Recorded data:
# # # # # # #

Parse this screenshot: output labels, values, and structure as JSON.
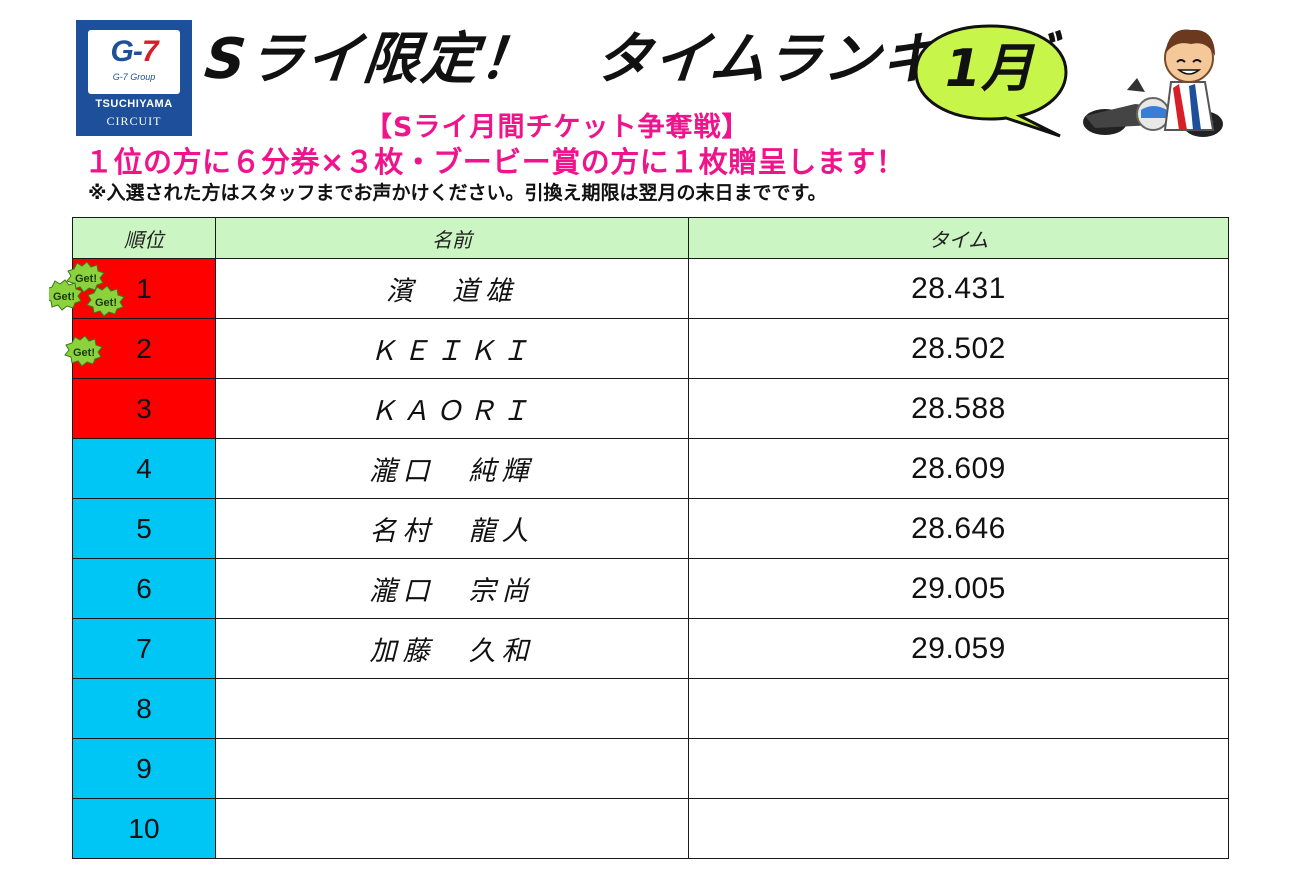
{
  "logo": {
    "mark_g": "G",
    "mark_dash": "-",
    "mark_seven": "7",
    "group": "G-7 Group",
    "name": "TSUCHIYAMA",
    "sub": "CIRCUIT"
  },
  "title": "Sライ限定！　タイムランキング",
  "month": "1月",
  "subtitle": "【Sライ月間チケット争奪戦】",
  "prize": "１位の方に６分券×３枚・ブービー賞の方に１枚贈呈します！",
  "notice": "※入選された方はスタッフまでお声かけください。引換え期限は翌月の末日までです。",
  "badge_text": "Get!",
  "table": {
    "headers": {
      "rank": "順位",
      "name": "名前",
      "time": "タイム"
    },
    "rows": [
      {
        "rank": "1",
        "name": "濱　道雄",
        "time": "28.431"
      },
      {
        "rank": "2",
        "name": "ＫＥＩＫＩ",
        "time": "28.502"
      },
      {
        "rank": "3",
        "name": "ＫＡＯＲＩ",
        "time": "28.588"
      },
      {
        "rank": "4",
        "name": "瀧口　純輝",
        "time": "28.609"
      },
      {
        "rank": "5",
        "name": "名村　龍人",
        "time": "28.646"
      },
      {
        "rank": "6",
        "name": "瀧口　宗尚",
        "time": "29.005"
      },
      {
        "rank": "7",
        "name": "加藤　久和",
        "time": "29.059"
      },
      {
        "rank": "8",
        "name": "",
        "time": ""
      },
      {
        "rank": "9",
        "name": "",
        "time": ""
      },
      {
        "rank": "10",
        "name": "",
        "time": ""
      }
    ]
  },
  "colors": {
    "top_rank_bg": "#ff0000",
    "other_rank_bg": "#00c6f5",
    "header_bg": "#ccf5c4",
    "accent_pink": "#f0148c",
    "logo_blue": "#1e4f9a",
    "bubble_fill": "#c8f54a",
    "badge_fill": "#8cd23c"
  }
}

# # # # # # #

Problem to solve: With the pictures left out, transcribe the material exactly.

Correct output:
Parse this screenshot: output labels, values, and structure as JSON.
{
  "logo": {
    "mark_g": "G",
    "mark_dash": "-",
    "mark_seven": "7",
    "group": "G-7 Group",
    "name": "TSUCHIYAMA",
    "sub": "CIRCUIT"
  },
  "title": "Sライ限定！　タイムランキング",
  "month": "1月",
  "subtitle": "【Sライ月間チケット争奪戦】",
  "prize": "１位の方に６分券×３枚・ブービー賞の方に１枚贈呈します！",
  "notice": "※入選された方はスタッフまでお声かけください。引換え期限は翌月の末日までです。",
  "badge_text": "Get!",
  "table": {
    "headers": {
      "rank": "順位",
      "name": "名前",
      "time": "タイム"
    },
    "rows": [
      {
        "rank": "1",
        "name": "濱　道雄",
        "time": "28.431"
      },
      {
        "rank": "2",
        "name": "ＫＥＩＫＩ",
        "time": "28.502"
      },
      {
        "rank": "3",
        "name": "ＫＡＯＲＩ",
        "time": "28.588"
      },
      {
        "rank": "4",
        "name": "瀧口　純輝",
        "time": "28.609"
      },
      {
        "rank": "5",
        "name": "名村　龍人",
        "time": "28.646"
      },
      {
        "rank": "6",
        "name": "瀧口　宗尚",
        "time": "29.005"
      },
      {
        "rank": "7",
        "name": "加藤　久和",
        "time": "29.059"
      },
      {
        "rank": "8",
        "name": "",
        "time": ""
      },
      {
        "rank": "9",
        "name": "",
        "time": ""
      },
      {
        "rank": "10",
        "name": "",
        "time": ""
      }
    ]
  },
  "colors": {
    "top_rank_bg": "#ff0000",
    "other_rank_bg": "#00c6f5",
    "header_bg": "#ccf5c4",
    "accent_pink": "#f0148c",
    "logo_blue": "#1e4f9a",
    "bubble_fill": "#c8f54a",
    "badge_fill": "#8cd23c"
  }
}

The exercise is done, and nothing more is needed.